Begin

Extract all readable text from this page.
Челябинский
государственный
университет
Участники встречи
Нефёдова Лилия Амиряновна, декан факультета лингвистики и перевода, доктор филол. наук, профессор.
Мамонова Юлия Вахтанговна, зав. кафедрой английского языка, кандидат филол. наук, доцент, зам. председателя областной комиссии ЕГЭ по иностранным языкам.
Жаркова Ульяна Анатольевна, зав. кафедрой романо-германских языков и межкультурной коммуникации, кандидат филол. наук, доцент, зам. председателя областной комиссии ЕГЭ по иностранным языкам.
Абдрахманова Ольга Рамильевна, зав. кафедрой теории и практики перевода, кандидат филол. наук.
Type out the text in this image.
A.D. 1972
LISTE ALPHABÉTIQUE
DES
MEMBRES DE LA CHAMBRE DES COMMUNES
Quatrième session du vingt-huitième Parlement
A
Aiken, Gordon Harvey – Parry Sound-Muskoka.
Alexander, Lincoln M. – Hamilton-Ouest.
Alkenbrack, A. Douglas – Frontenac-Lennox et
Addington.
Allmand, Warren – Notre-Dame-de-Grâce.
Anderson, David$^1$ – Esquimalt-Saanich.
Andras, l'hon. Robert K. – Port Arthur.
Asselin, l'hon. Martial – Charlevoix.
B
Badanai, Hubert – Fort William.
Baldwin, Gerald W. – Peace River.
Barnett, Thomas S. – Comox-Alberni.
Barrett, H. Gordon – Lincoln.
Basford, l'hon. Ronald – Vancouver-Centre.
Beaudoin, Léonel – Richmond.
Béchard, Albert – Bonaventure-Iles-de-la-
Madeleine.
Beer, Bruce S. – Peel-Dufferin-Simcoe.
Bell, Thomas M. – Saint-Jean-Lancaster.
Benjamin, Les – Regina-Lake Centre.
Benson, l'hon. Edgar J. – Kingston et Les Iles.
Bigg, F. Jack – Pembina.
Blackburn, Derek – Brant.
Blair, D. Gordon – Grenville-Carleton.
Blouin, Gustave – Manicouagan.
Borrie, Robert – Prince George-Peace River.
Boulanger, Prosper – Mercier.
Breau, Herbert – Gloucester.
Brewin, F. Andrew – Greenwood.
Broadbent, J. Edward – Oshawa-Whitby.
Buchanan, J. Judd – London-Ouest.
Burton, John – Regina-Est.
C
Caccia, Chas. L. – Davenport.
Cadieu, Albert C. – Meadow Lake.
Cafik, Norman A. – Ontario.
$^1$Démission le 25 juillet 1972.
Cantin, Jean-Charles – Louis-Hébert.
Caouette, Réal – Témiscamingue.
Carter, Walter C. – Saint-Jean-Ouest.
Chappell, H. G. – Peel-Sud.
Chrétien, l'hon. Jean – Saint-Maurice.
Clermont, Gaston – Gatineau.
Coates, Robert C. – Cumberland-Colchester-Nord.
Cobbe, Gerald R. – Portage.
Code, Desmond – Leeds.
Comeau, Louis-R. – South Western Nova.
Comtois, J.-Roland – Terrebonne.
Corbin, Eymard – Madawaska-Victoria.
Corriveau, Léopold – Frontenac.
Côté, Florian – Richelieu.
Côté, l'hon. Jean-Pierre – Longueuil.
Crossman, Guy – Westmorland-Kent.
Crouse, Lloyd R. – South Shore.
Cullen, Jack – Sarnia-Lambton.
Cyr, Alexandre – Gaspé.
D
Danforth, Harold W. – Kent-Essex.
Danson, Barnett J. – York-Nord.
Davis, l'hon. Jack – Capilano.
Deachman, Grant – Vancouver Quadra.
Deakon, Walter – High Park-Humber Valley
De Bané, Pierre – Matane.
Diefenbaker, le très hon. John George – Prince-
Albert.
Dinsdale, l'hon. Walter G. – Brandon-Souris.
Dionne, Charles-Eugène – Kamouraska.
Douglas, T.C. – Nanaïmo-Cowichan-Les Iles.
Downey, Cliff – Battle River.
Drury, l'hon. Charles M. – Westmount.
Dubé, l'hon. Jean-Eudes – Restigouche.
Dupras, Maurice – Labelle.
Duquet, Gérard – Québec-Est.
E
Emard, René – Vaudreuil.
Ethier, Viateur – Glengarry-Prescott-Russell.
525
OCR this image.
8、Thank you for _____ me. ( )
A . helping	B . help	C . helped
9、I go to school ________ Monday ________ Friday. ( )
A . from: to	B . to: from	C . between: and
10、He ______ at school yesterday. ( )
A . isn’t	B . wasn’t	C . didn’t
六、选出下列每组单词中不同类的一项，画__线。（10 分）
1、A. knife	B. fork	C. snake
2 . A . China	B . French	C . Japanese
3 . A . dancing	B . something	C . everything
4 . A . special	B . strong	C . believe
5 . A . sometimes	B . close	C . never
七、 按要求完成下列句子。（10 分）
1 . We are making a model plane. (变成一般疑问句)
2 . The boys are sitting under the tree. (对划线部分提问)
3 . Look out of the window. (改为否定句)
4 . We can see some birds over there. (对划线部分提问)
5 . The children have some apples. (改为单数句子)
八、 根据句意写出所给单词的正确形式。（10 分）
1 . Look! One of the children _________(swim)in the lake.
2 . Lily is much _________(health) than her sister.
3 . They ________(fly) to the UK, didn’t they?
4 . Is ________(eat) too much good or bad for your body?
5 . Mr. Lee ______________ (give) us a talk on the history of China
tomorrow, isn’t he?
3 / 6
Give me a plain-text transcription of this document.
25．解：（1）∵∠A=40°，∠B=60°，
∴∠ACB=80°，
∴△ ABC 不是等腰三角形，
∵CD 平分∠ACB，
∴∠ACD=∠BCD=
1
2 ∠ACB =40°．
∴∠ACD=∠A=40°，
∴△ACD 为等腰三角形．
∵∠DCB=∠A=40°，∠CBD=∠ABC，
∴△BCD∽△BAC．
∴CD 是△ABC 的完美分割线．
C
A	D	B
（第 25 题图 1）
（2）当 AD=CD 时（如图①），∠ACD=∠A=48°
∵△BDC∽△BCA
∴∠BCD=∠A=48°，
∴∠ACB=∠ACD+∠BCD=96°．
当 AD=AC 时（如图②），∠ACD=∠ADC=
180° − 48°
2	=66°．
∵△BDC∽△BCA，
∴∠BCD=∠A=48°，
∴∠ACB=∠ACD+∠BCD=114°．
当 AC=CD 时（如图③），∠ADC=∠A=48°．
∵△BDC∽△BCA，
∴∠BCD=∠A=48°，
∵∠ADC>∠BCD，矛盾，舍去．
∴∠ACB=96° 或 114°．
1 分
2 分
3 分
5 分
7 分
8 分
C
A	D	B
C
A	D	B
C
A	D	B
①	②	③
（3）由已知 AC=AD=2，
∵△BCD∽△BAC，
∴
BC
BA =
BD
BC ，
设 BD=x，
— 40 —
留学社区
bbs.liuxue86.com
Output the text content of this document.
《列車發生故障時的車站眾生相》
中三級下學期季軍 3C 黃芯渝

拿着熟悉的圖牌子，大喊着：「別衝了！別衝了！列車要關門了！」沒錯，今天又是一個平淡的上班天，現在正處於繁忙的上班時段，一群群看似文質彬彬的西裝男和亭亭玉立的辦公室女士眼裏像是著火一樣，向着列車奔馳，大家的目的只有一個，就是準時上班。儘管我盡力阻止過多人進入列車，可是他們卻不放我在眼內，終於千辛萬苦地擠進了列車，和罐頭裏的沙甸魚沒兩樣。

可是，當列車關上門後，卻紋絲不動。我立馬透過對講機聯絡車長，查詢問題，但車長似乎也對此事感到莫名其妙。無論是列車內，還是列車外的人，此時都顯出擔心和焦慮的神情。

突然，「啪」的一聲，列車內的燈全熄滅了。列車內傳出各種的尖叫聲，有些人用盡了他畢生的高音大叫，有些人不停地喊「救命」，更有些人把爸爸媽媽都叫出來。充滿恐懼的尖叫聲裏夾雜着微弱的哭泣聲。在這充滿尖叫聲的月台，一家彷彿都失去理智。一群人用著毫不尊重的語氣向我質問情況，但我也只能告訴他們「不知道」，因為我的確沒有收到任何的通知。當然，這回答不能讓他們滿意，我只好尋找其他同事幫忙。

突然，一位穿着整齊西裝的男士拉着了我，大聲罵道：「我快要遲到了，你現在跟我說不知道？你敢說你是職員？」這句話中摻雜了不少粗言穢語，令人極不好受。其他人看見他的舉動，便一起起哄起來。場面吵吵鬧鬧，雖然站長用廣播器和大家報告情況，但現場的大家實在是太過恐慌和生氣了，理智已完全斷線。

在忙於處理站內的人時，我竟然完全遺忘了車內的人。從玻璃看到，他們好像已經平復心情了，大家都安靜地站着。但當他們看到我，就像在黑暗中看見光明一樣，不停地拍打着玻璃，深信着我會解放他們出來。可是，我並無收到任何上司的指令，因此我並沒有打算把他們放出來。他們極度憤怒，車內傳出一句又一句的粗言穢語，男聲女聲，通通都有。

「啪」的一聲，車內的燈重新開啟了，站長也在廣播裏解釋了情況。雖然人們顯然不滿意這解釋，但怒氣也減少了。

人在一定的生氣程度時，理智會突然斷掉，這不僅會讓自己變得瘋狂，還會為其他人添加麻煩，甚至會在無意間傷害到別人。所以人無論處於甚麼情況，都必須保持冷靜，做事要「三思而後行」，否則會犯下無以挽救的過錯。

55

End

Required work:
Pull out all lines from the entries above in which the word "Charles" appears.

Output for this task:
Cantin, Jean-Charles – Louis-Hébert.
Dionne, Charles-Eugène – Kamouraska.
Drury, l'hon. Charles M. – Westmount.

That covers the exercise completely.